(Task details):
What follows is a block of records; reproduce all of it verbatim.

# Start of Data for the task

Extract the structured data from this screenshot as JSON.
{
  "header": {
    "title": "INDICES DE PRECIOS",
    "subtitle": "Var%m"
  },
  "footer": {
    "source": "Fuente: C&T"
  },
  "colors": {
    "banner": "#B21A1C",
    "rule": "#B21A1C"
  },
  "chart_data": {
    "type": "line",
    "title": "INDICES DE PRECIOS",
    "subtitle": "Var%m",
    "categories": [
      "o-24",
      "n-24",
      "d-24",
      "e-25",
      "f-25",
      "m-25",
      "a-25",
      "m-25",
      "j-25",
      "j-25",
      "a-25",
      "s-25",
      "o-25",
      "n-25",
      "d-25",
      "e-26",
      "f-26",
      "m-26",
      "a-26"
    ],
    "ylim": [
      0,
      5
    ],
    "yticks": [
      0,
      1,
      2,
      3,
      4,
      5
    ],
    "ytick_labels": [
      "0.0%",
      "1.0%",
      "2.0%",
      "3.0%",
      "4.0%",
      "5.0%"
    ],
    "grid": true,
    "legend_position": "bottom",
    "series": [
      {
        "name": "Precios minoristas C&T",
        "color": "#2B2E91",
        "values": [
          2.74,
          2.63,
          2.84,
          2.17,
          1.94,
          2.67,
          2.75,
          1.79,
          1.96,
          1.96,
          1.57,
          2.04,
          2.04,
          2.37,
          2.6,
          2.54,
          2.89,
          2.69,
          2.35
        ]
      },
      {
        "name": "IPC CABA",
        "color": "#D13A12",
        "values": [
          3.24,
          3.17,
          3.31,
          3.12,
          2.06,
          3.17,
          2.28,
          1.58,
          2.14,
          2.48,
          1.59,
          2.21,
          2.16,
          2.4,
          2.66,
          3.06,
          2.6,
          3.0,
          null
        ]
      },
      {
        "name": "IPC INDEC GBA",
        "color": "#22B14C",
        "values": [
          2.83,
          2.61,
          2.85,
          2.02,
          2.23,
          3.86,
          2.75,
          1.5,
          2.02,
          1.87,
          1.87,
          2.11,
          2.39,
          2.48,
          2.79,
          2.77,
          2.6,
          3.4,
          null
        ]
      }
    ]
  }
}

# End of Data for the task

(Output for this exercise):
Extract the structured data from this screenshot as JSON.
{
  "header": {
    "title": "INDICES DE PRECIOS",
    "subtitle": "Var%m"
  },
  "footer": {
    "source": "Fuente: C&T"
  },
  "colors": {
    "banner": "#B21A1C",
    "rule": "#B21A1C"
  },
  "chart_data": {
    "type": "line",
    "title": "INDICES DE PRECIOS",
    "subtitle": "Var%m",
    "categories": [
      "o-24",
      "n-24",
      "d-24",
      "e-25",
      "f-25",
      "m-25",
      "a-25",
      "m-25",
      "j-25",
      "j-25",
      "a-25",
      "s-25",
      "o-25",
      "n-25",
      "d-25",
      "e-26",
      "f-26",
      "m-26",
      "a-26"
    ],
    "ylim": [
      0,
      5
    ],
    "yticks": [
      0,
      1,
      2,
      3,
      4,
      5
    ],
    "ytick_labels": [
      "0.0%",
      "1.0%",
      "2.0%",
      "3.0%",
      "4.0%",
      "5.0%"
    ],
    "grid": true,
    "legend_position": "bottom",
    "series": [
      {
        "name": "Precios minoristas C&T",
        "color": "#2B2E91",
        "values": [
          2.74,
          2.63,
          2.84,
          2.17,
          1.94,
          2.67,
          2.75,
          1.79,
          1.96,
          1.96,
          1.57,
          2.04,
          2.04,
          2.37,
          2.6,
          2.54,
          2.89,
          2.69,
          2.35
        ]
      },
      {
        "name": "IPC CABA",
        "color": "#D13A12",
        "values": [
          3.24,
          3.17,
          3.31,
          3.12,
          2.06,
          3.17,
          2.28,
          1.58,
          2.14,
          2.48,
          1.59,
          2.21,
          2.16,
          2.4,
          2.66,
          3.06,
          2.6,
          3.0,
          null
        ]
      },
      {
        "name": "IPC INDEC GBA",
        "color": "#22B14C",
        "values": [
          2.83,
          2.61,
          2.85,
          2.02,
          2.23,
          3.86,
          2.75,
          1.5,
          2.02,
          1.87,
          1.87,
          2.11,
          2.39,
          2.48,
          2.79,
          2.77,
          2.6,
          3.4,
          null
        ]
      }
    ]
  }
}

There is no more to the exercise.